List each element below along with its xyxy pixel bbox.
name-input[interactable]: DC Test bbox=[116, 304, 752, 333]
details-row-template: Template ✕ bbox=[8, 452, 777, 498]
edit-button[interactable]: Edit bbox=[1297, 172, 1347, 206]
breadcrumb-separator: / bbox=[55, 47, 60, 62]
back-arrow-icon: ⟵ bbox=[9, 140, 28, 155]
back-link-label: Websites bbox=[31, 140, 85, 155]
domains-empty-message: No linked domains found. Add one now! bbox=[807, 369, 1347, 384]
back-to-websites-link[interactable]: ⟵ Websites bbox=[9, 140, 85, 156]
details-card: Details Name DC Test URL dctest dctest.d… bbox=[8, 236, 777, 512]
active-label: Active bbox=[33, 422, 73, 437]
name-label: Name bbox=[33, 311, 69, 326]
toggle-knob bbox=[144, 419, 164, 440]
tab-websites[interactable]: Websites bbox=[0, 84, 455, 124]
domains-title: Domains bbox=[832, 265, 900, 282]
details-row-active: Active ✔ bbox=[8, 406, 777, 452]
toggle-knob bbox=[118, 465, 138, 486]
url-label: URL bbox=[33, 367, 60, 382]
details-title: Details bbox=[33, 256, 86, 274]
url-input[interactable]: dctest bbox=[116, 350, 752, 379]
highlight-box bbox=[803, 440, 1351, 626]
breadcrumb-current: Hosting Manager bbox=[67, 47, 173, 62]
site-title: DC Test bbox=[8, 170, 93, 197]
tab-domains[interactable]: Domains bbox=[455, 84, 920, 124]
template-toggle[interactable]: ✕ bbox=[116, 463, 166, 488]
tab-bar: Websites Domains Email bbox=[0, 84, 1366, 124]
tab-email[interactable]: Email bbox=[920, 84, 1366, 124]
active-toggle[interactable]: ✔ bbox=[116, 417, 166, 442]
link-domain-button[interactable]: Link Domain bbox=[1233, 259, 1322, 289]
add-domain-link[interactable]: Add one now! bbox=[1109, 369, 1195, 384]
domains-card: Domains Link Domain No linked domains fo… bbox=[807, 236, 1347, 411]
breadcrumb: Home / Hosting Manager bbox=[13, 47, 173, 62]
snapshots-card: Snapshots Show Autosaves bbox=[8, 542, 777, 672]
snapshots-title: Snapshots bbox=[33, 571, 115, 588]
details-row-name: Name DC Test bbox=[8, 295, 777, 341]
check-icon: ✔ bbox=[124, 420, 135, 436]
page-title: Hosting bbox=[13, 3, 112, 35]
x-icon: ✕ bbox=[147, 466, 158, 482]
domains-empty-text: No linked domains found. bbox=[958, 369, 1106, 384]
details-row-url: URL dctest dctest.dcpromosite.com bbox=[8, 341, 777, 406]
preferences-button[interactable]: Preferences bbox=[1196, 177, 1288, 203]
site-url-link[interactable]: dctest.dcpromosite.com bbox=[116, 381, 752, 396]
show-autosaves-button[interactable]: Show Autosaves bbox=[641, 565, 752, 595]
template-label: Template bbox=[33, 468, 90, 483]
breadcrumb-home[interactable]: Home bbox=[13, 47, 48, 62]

######

**SET TASK**
Repeat all the records above line for line, changing nothing.

**SOLUTION FOR THIS EXERCISE**
List each element below along with its xyxy pixel bbox.
name-input[interactable]: DC Test bbox=[116, 304, 752, 333]
details-row-template: Template ✕ bbox=[8, 452, 777, 498]
edit-button[interactable]: Edit bbox=[1297, 172, 1347, 206]
breadcrumb-separator: / bbox=[55, 47, 60, 62]
back-arrow-icon: ⟵ bbox=[9, 140, 28, 155]
back-link-label: Websites bbox=[31, 140, 85, 155]
domains-empty-message: No linked domains found. Add one now! bbox=[807, 369, 1347, 384]
back-to-websites-link[interactable]: ⟵ Websites bbox=[9, 140, 85, 156]
details-card: Details Name DC Test URL dctest dctest.d… bbox=[8, 236, 777, 512]
active-label: Active bbox=[33, 422, 73, 437]
name-label: Name bbox=[33, 311, 69, 326]
toggle-knob bbox=[144, 419, 164, 440]
tab-websites[interactable]: Websites bbox=[0, 84, 455, 124]
domains-title: Domains bbox=[832, 265, 900, 282]
details-row-active: Active ✔ bbox=[8, 406, 777, 452]
toggle-knob bbox=[118, 465, 138, 486]
url-label: URL bbox=[33, 367, 60, 382]
details-title: Details bbox=[33, 256, 86, 274]
url-input[interactable]: dctest bbox=[116, 350, 752, 379]
highlight-box bbox=[803, 440, 1351, 626]
breadcrumb-current: Hosting Manager bbox=[67, 47, 173, 62]
site-title: DC Test bbox=[8, 170, 93, 197]
tab-domains[interactable]: Domains bbox=[455, 84, 920, 124]
template-toggle[interactable]: ✕ bbox=[116, 463, 166, 488]
tab-bar: Websites Domains Email bbox=[0, 84, 1366, 124]
tab-email[interactable]: Email bbox=[920, 84, 1366, 124]
active-toggle[interactable]: ✔ bbox=[116, 417, 166, 442]
link-domain-button[interactable]: Link Domain bbox=[1233, 259, 1322, 289]
add-domain-link[interactable]: Add one now! bbox=[1109, 369, 1195, 384]
domains-card: Domains Link Domain No linked domains fo… bbox=[807, 236, 1347, 411]
breadcrumb: Home / Hosting Manager bbox=[13, 47, 173, 62]
snapshots-card: Snapshots Show Autosaves bbox=[8, 542, 777, 672]
snapshots-title: Snapshots bbox=[33, 571, 115, 588]
details-row-name: Name DC Test bbox=[8, 295, 777, 341]
check-icon: ✔ bbox=[124, 420, 135, 436]
page-title: Hosting bbox=[13, 3, 112, 35]
x-icon: ✕ bbox=[147, 466, 158, 482]
domains-empty-text: No linked domains found. bbox=[958, 369, 1106, 384]
details-row-url: URL dctest dctest.dcpromosite.com bbox=[8, 341, 777, 406]
preferences-button[interactable]: Preferences bbox=[1196, 177, 1288, 203]
site-url-link[interactable]: dctest.dcpromosite.com bbox=[116, 381, 752, 396]
show-autosaves-button[interactable]: Show Autosaves bbox=[641, 565, 752, 595]
template-label: Template bbox=[33, 468, 90, 483]
breadcrumb-home[interactable]: Home bbox=[13, 47, 48, 62]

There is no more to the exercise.